■ **Exercise brief**
Give an exact transcription of every line, dropping the images.

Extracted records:

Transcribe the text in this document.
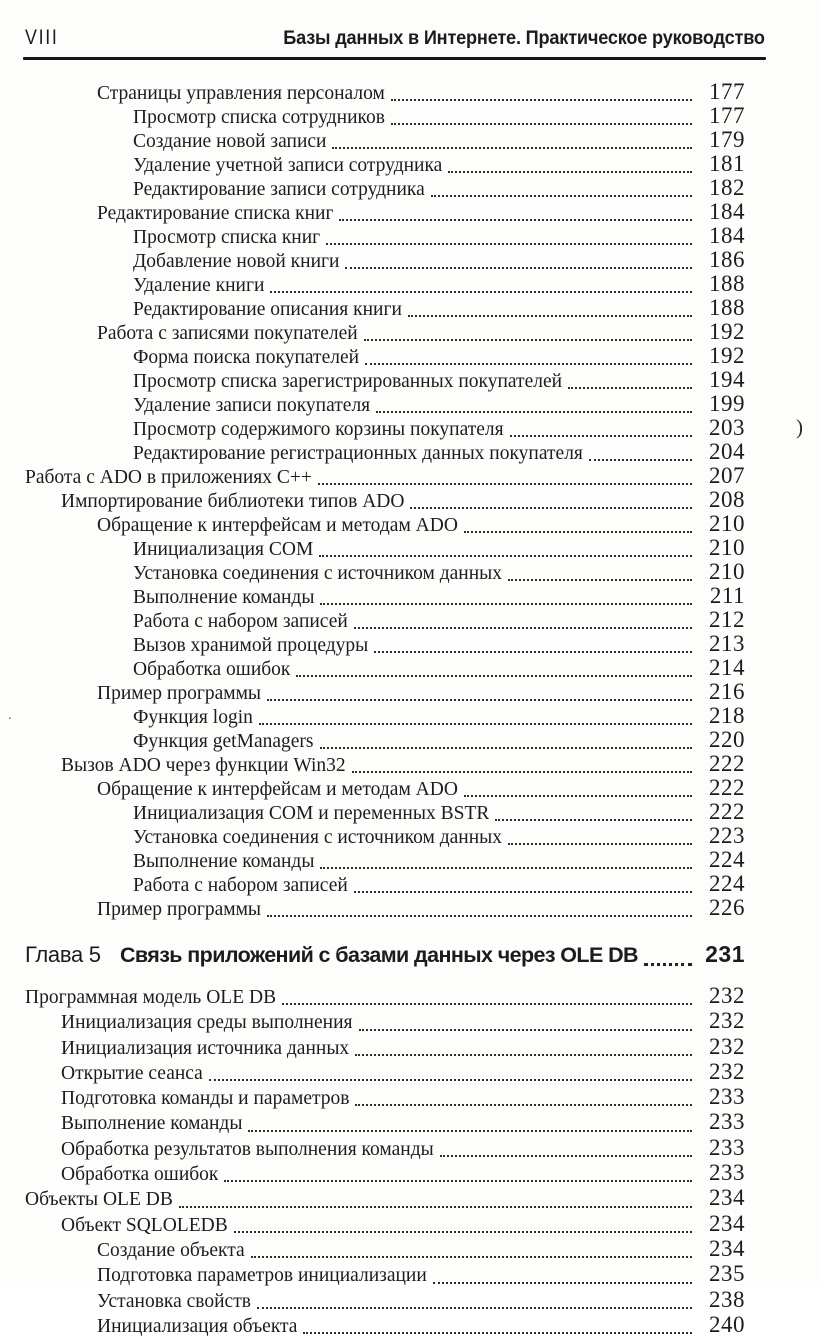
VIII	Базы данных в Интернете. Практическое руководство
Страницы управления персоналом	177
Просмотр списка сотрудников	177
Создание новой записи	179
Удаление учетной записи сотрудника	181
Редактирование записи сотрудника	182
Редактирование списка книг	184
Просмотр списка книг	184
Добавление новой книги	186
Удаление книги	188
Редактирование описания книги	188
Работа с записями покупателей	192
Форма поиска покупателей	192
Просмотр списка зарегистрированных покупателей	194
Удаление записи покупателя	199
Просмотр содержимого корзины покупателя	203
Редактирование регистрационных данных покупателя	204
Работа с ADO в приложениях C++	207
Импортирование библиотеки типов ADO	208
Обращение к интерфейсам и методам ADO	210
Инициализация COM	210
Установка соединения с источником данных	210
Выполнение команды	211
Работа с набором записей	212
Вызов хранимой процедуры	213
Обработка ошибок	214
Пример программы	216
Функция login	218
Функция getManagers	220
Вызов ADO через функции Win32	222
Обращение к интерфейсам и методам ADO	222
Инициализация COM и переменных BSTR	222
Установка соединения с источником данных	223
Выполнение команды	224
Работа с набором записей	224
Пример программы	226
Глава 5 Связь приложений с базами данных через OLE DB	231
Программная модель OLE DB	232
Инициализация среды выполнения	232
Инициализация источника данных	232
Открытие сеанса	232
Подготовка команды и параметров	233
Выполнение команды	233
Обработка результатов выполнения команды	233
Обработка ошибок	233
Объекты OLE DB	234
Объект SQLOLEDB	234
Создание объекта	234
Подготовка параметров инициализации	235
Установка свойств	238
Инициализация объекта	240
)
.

■ **Final answer**
Transcribe the text in this document.
VIII	Базы данных в Интернете. Практическое руководство
Страницы управления персоналом	177
Просмотр списка сотрудников	177
Создание новой записи	179
Удаление учетной записи сотрудника	181
Редактирование записи сотрудника	182
Редактирование списка книг	184
Просмотр списка книг	184
Добавление новой книги	186
Удаление книги	188
Редактирование описания книги	188
Работа с записями покупателей	192
Форма поиска покупателей	192
Просмотр списка зарегистрированных покупателей	194
Удаление записи покупателя	199
Просмотр содержимого корзины покупателя	203
Редактирование регистрационных данных покупателя	204
Работа с ADO в приложениях C++	207
Импортирование библиотеки типов ADO	208
Обращение к интерфейсам и методам ADO	210
Инициализация COM	210
Установка соединения с источником данных	210
Выполнение команды	211
Работа с набором записей	212
Вызов хранимой процедуры	213
Обработка ошибок	214
Пример программы	216
Функция login	218
Функция getManagers	220
Вызов ADO через функции Win32	222
Обращение к интерфейсам и методам ADO	222
Инициализация COM и переменных BSTR	222
Установка соединения с источником данных	223
Выполнение команды	224
Работа с набором записей	224
Пример программы	226
Глава 5 Связь приложений с базами данных через OLE DB	231
Программная модель OLE DB	232
Инициализация среды выполнения	232
Инициализация источника данных	232
Открытие сеанса	232
Подготовка команды и параметров	233
Выполнение команды	233
Обработка результатов выполнения команды	233
Обработка ошибок	233
Объекты OLE DB	234
Объект SQLOLEDB	234
Создание объекта	234
Подготовка параметров инициализации	235
Установка свойств	238
Инициализация объекта	240
)
.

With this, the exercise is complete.